Goal of the exercise ::
Lines that hold the string "предоставлении" are to be counted; give only their number.

===== Recorded data =====

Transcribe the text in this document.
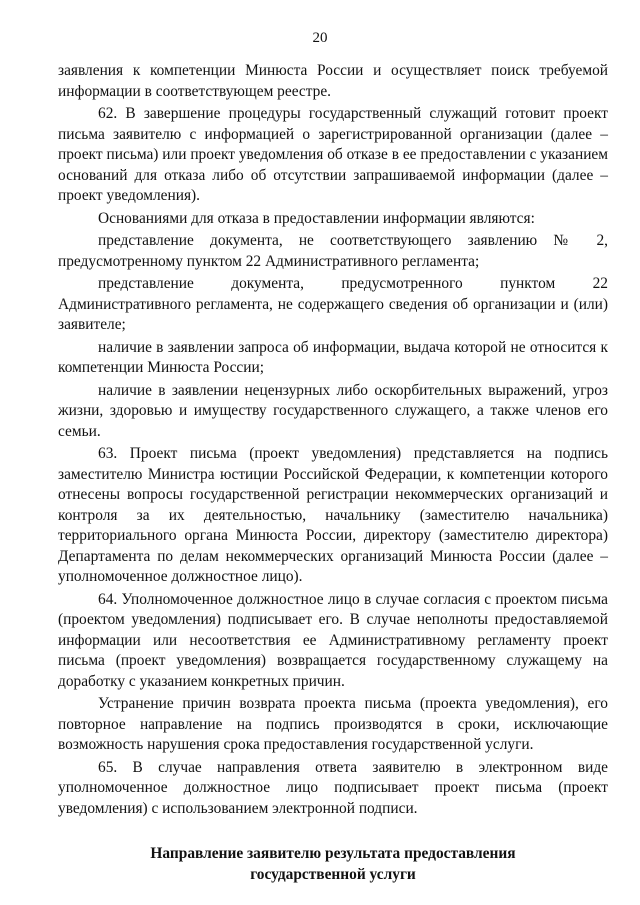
20

заявления к компетенции Минюста России и осуществляет поиск требуемой информации в соответствующем реестре.

62. В завершение процедуры государственный служащий готовит проект письма заявителю с информацией о зарегистрированной организации (далее – проект письма) или проект уведомления об отказе в ее предоставлении с указанием оснований для отказа либо об отсутствии запрашиваемой информации (далее – проект уведомления).

Основаниями для отказа в предоставлении информации являются:

представление документа, не соответствующего заявлению № 2, предусмотренному пунктом 22 Административного регламента;

представление документа, предусмотренного пунктом 22 Административного регламента, не содержащего сведения об организации и (или) заявителе;

наличие в заявлении запроса об информации, выдача которой не относится к компетенции Минюста России;

наличие в заявлении нецензурных либо оскорбительных выражений, угроз жизни, здоровью и имуществу государственного служащего, а также членов его семьи.

63. Проект письма (проект уведомления) представляется на подпись заместителю Министра юстиции Российской Федерации, к компетенции которого отнесены вопросы государственной регистрации некоммерческих организаций и контроля за их деятельностью, начальнику (заместителю начальника) территориального органа Минюста России, директору (заместителю директора) Департамента по делам некоммерческих организаций Минюста России (далее – уполномоченное должностное лицо).

64. Уполномоченное должностное лицо в случае согласия с проектом письма (проектом уведомления) подписывает его. В случае неполноты предоставляемой информации или несоответствия ее Административному регламенту проект письма (проект уведомления) возвращается государственному служащему на доработку с указанием конкретных причин.

Устранение причин возврата проекта письма (проекта уведомления), его повторное направление на подпись производятся в сроки, исключающие возможность нарушения срока предоставления государственной услуги.

65. В случае направления ответа заявителю в электронном виде уполномоченное должностное лицо подписывает проект письма (проект уведомления) с использованием электронной подписи.

Направление заявителю результата предоставления
государственной услуги
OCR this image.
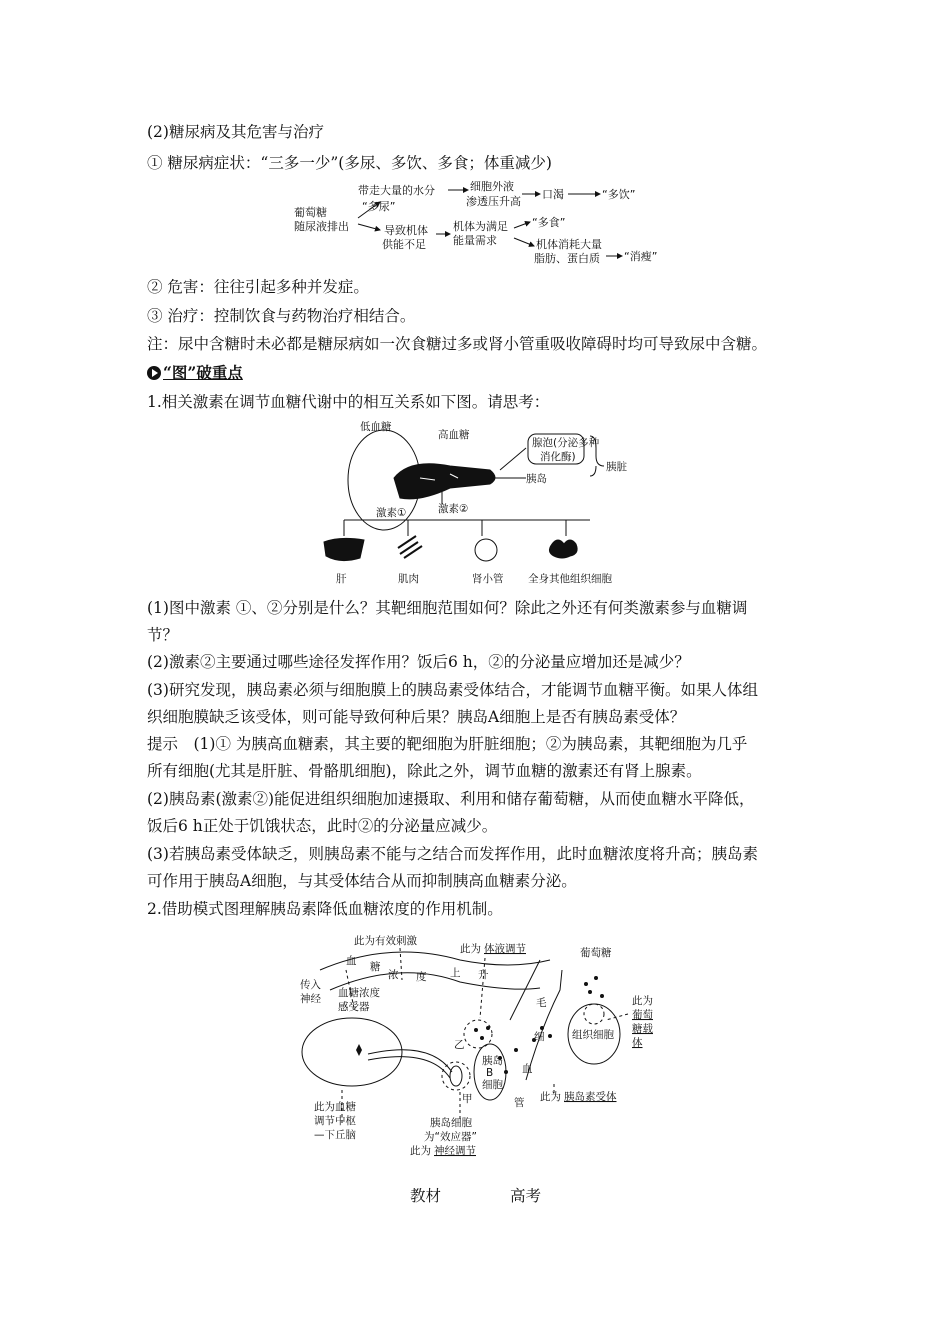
(2)糖尿病及其危害与治疗
① 糖尿病症状：“三多一少”(多尿、多饮、多食；体重减少)
葡萄糖
随尿液排出
带走大量的水分
“多尿”
细胞外液
渗透压升高
口渴	“多饮”
导致机体
供能不足
机体为满足
能量需求
“多食”
机体消耗大量
脂肪、蛋白质 “消瘦”
② 危害：往往引起多种并发症。
③ 治疗：控制饮食与药物治疗相结合。
注：尿中含糖时未必都是糖尿病如一次食糖过多或肾小管重吸收障碍时均可导致尿中含糖。
“图”破重点
1.相关激素在调节血糖代谢中的相互关系如下图。请思考：
低血糖
高血糖
腺泡(分泌多种
消化酶)
胰岛
胰脏
激素①	激素②
肝	肌肉	肾小管 全身其他组织细胞
(1)图中激素 ①、②分别是什么？其靶细胞范围如何？除此之外还有何类激素参与血糖调
节？
(2)激素②主要通过哪些途径发挥作用？饭后6 h，②的分泌量应增加还是减少？
(3)研究发现，胰岛素必须与细胞膜上的胰岛素受体结合，才能调节血糖平衡。如果人体组
织细胞膜缺乏该受体，则可能导致何种后果？胰岛A细胞上是否有胰岛素受体？
提示　(1)① 为胰高血糖素，其主要的靶细胞为肝脏细胞；②为胰岛素，其靶细胞为几乎
所有细胞(尤其是肝脏、骨骼肌细胞)，除此之外，调节血糖的激素还有肾上腺素。
(2)胰岛素(激素②)能促进组织细胞加速摄取、利用和储存葡萄糖，从而使血糖水平降低，
饭后6 h正处于饥饿状态，此时②的分泌量应减少。
(3)若胰岛素受体缺乏，则胰岛素不能与之结合而发挥作用，此时血糖浓度将升高；胰岛素
可作用于胰岛A细胞，与其受体结合从而抑制胰高血糖素分泌。
2.借助模式图理解胰岛素降低血糖浓度的作用机制。
此为有效刺激
此为 体液调节	葡萄糖
血 糖
浓 度 上 升
传入
神经 血糖浓度
感受器
乙
胰岛
B
细胞
甲
毛
细
血
管
组织细胞
此为
葡萄
糖载
体
此为血糖
调节中枢
—下丘脑
此为 胰岛素受体
胰岛细胞
为“效应器”
此为 神经调节
教材	高考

=====

Written reply ::
2